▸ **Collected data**
-=-=-=-=-
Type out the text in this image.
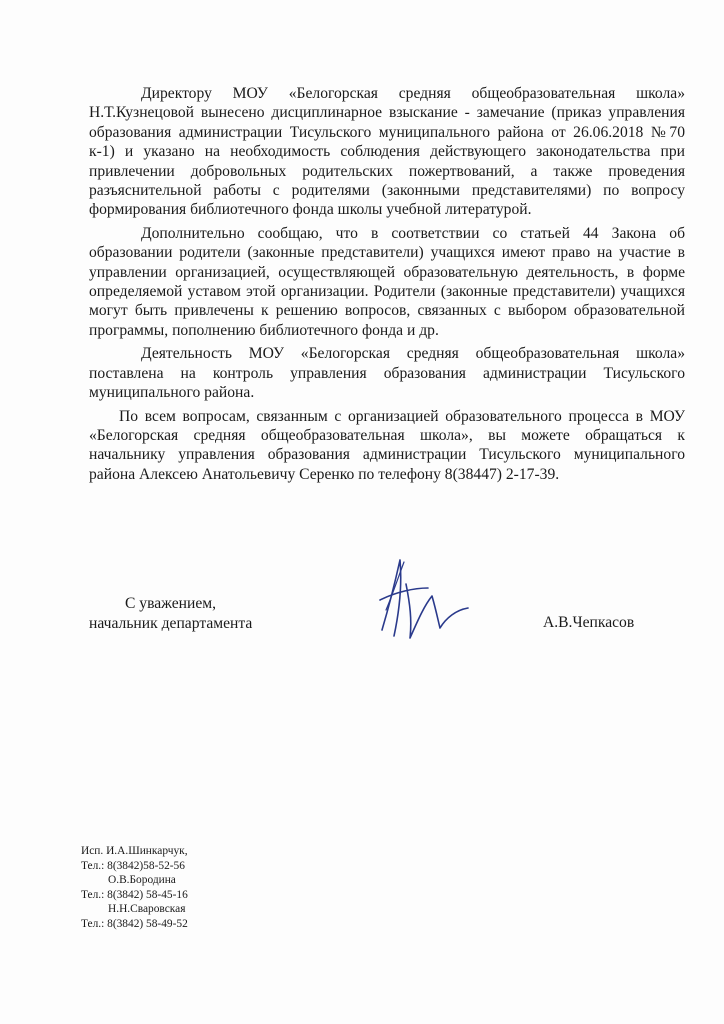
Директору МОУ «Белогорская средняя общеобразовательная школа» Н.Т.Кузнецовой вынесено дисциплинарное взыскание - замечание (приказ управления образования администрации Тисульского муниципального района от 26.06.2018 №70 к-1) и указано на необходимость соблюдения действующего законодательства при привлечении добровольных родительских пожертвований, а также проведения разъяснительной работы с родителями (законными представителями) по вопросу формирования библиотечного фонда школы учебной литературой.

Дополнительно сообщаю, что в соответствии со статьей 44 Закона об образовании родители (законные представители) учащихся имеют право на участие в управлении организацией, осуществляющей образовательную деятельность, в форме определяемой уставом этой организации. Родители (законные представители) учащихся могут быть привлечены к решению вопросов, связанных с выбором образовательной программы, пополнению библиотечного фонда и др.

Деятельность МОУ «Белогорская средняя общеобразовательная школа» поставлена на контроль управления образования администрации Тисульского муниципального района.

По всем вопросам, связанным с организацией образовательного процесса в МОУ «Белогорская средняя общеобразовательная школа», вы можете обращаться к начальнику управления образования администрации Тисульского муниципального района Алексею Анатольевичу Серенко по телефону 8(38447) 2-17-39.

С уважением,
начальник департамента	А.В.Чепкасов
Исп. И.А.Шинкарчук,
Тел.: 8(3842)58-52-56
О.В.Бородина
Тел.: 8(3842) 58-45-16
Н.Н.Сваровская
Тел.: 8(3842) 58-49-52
-=-=-=-=-
▸ **What to produce**
In your copy of the records, include no pictures; repeat everything else exactly.

▸ **Task result**
Type out the text in this image.
Директору МОУ «Белогорская средняя общеобразовательная школа» Н.Т.Кузнецовой вынесено дисциплинарное взыскание - замечание (приказ управления образования администрации Тисульского муниципального района от 26.06.2018 №70 к-1) и указано на необходимость соблюдения действующего законодательства при привлечении добровольных родительских пожертвований, а также проведения разъяснительной работы с родителями (законными представителями) по вопросу формирования библиотечного фонда школы учебной литературой.

Дополнительно сообщаю, что в соответствии со статьей 44 Закона об образовании родители (законные представители) учащихся имеют право на участие в управлении организацией, осуществляющей образовательную деятельность, в форме определяемой уставом этой организации. Родители (законные представители) учащихся могут быть привлечены к решению вопросов, связанных с выбором образовательной программы, пополнению библиотечного фонда и др.

Деятельность МОУ «Белогорская средняя общеобразовательная школа» поставлена на контроль управления образования администрации Тисульского муниципального района.

По всем вопросам, связанным с организацией образовательного процесса в МОУ «Белогорская средняя общеобразовательная школа», вы можете обращаться к начальнику управления образования администрации Тисульского муниципального района Алексею Анатольевичу Серенко по телефону 8(38447) 2-17-39.

С уважением,
начальник департамента	А.В.Чепкасов
Исп. И.А.Шинкарчук,
Тел.: 8(3842)58-52-56
О.В.Бородина
Тел.: 8(3842) 58-45-16
Н.Н.Сваровская
Тел.: 8(3842) 58-49-52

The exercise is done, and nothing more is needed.